PROMPT: Where a line contains the string "value", copy that line.

━━━ INPUT MATERIAL

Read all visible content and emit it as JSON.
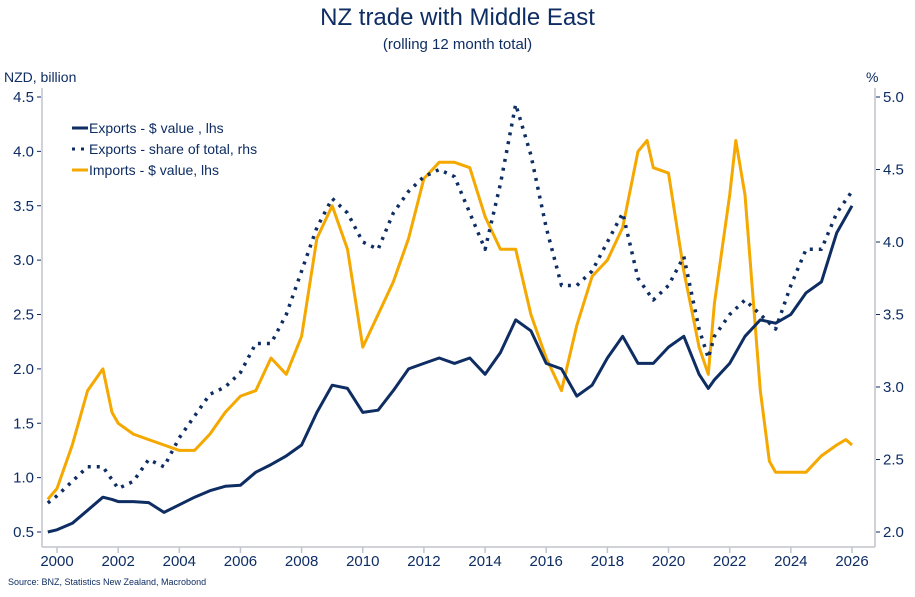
{
  "chart_data": {
    "type": "line",
    "title": "NZ trade with Middle East",
    "subtitle": "(rolling 12 month total)",
    "ylabel_left": "NZD, billion",
    "ylabel_right": "%",
    "source": "Source: BNZ, Statistics New Zealand, Macrobond",
    "xlim": [
      1999.7,
      2026.5
    ],
    "ylim_left": [
      0.5,
      4.5
    ],
    "ylim_right": [
      2.0,
      5.0
    ],
    "x_ticks": [
      "2000",
      "2002",
      "2004",
      "2006",
      "2008",
      "2010",
      "2012",
      "2014",
      "2016",
      "2018",
      "2020",
      "2022",
      "2024",
      "2026"
    ],
    "y_ticks_left": [
      "0.5",
      "1.0",
      "1.5",
      "2.0",
      "2.5",
      "3.0",
      "3.5",
      "4.0",
      "4.5"
    ],
    "y_ticks_right": [
      "2.0",
      "2.5",
      "3.0",
      "3.5",
      "4.0",
      "4.5",
      "5.0"
    ],
    "grid": false,
    "legend_position": "top-left",
    "series": [
      {
        "name": "Exports - $ value , lhs",
        "axis": "left",
        "style": "solid",
        "color": "#0e2d63",
        "x": [
          1999.7,
          2000,
          2000.5,
          2001,
          2001.5,
          2001.8,
          2002,
          2002.5,
          2003,
          2003.5,
          2004,
          2004.5,
          2005,
          2005.5,
          2006,
          2006.5,
          2007,
          2007.5,
          2008,
          2008.5,
          2009,
          2009.5,
          2010,
          2010.5,
          2011,
          2011.5,
          2012,
          2012.5,
          2013,
          2013.5,
          2014,
          2014.5,
          2015,
          2015.5,
          2016,
          2016.5,
          2017,
          2017.5,
          2018,
          2018.5,
          2019,
          2019.5,
          2020,
          2020.5,
          2021,
          2021.3,
          2021.5,
          2022,
          2022.5,
          2023,
          2023.5,
          2024,
          2024.5,
          2025,
          2025.5,
          2026
        ],
        "y": [
          0.5,
          0.52,
          0.58,
          0.7,
          0.82,
          0.8,
          0.78,
          0.78,
          0.77,
          0.68,
          0.75,
          0.82,
          0.88,
          0.92,
          0.93,
          1.05,
          1.12,
          1.2,
          1.3,
          1.6,
          1.85,
          1.82,
          1.6,
          1.62,
          1.8,
          2.0,
          2.05,
          2.1,
          2.05,
          2.1,
          1.95,
          2.15,
          2.45,
          2.35,
          2.05,
          2.0,
          1.75,
          1.85,
          2.1,
          2.3,
          2.05,
          2.05,
          2.2,
          2.3,
          1.95,
          1.82,
          1.9,
          2.05,
          2.3,
          2.45,
          2.42,
          2.5,
          2.7,
          2.8,
          3.25,
          3.5
        ]
      },
      {
        "name": "Exports - share of total, rhs",
        "axis": "right",
        "style": "dotted",
        "color": "#0e2d63",
        "x": [
          1999.7,
          2000,
          2000.5,
          2001,
          2001.5,
          2002,
          2002.5,
          2003,
          2003.5,
          2004,
          2004.5,
          2005,
          2005.5,
          2006,
          2006.5,
          2007,
          2007.5,
          2008,
          2008.5,
          2009,
          2009.5,
          2010,
          2010.5,
          2011,
          2011.5,
          2012,
          2012.5,
          2013,
          2013.5,
          2014,
          2014.5,
          2015,
          2015.5,
          2016,
          2016.5,
          2017,
          2017.5,
          2018,
          2018.5,
          2019,
          2019.5,
          2020,
          2020.5,
          2021,
          2021.3,
          2021.5,
          2022,
          2022.5,
          2023,
          2023.5,
          2024,
          2024.5,
          2025,
          2025.5,
          2026
        ],
        "y": [
          2.2,
          2.25,
          2.35,
          2.45,
          2.45,
          2.3,
          2.35,
          2.5,
          2.45,
          2.65,
          2.8,
          2.95,
          3.0,
          3.1,
          3.3,
          3.3,
          3.5,
          3.8,
          4.1,
          4.3,
          4.2,
          4.0,
          3.95,
          4.2,
          4.35,
          4.45,
          4.5,
          4.45,
          4.2,
          3.95,
          4.4,
          4.95,
          4.6,
          4.1,
          3.7,
          3.7,
          3.8,
          4.0,
          4.2,
          3.75,
          3.6,
          3.7,
          3.9,
          3.4,
          3.2,
          3.35,
          3.5,
          3.6,
          3.5,
          3.4,
          3.7,
          3.95,
          3.95,
          4.2,
          4.35
        ]
      },
      {
        "name": "Imports - $ value, lhs",
        "axis": "left",
        "style": "solid",
        "color": "#f4a800",
        "x": [
          1999.7,
          2000,
          2000.5,
          2001,
          2001.5,
          2001.8,
          2002,
          2002.5,
          2003,
          2003.5,
          2004,
          2004.5,
          2005,
          2005.5,
          2006,
          2006.5,
          2007,
          2007.5,
          2008,
          2008.5,
          2009,
          2009.5,
          2010,
          2010.5,
          2011,
          2011.5,
          2012,
          2012.5,
          2013,
          2013.5,
          2014,
          2014.5,
          2015,
          2015.5,
          2016,
          2016.5,
          2017,
          2017.5,
          2018,
          2018.5,
          2019,
          2019.3,
          2019.5,
          2020,
          2020.5,
          2021,
          2021.3,
          2021.5,
          2022,
          2022.2,
          2022.5,
          2023,
          2023.3,
          2023.5,
          2024,
          2024.5,
          2025,
          2025.5,
          2025.8,
          2026
        ],
        "y": [
          0.8,
          0.9,
          1.3,
          1.8,
          2.0,
          1.6,
          1.5,
          1.4,
          1.35,
          1.3,
          1.25,
          1.25,
          1.4,
          1.6,
          1.75,
          1.8,
          2.1,
          1.95,
          2.3,
          3.2,
          3.5,
          3.1,
          2.2,
          2.5,
          2.8,
          3.2,
          3.75,
          3.9,
          3.9,
          3.85,
          3.4,
          3.1,
          3.1,
          2.5,
          2.1,
          1.8,
          2.4,
          2.85,
          3.0,
          3.3,
          4.0,
          4.1,
          3.85,
          3.8,
          2.9,
          2.2,
          1.95,
          2.6,
          3.6,
          4.1,
          3.6,
          1.8,
          1.15,
          1.05,
          1.05,
          1.05,
          1.2,
          1.3,
          1.35,
          1.3
        ]
      }
    ]
  }
}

━━━━━━

OUTPUT OF THE TASK:
        "name": "Exports - $ value , lhs",
        "name": "Imports - $ value, lhs",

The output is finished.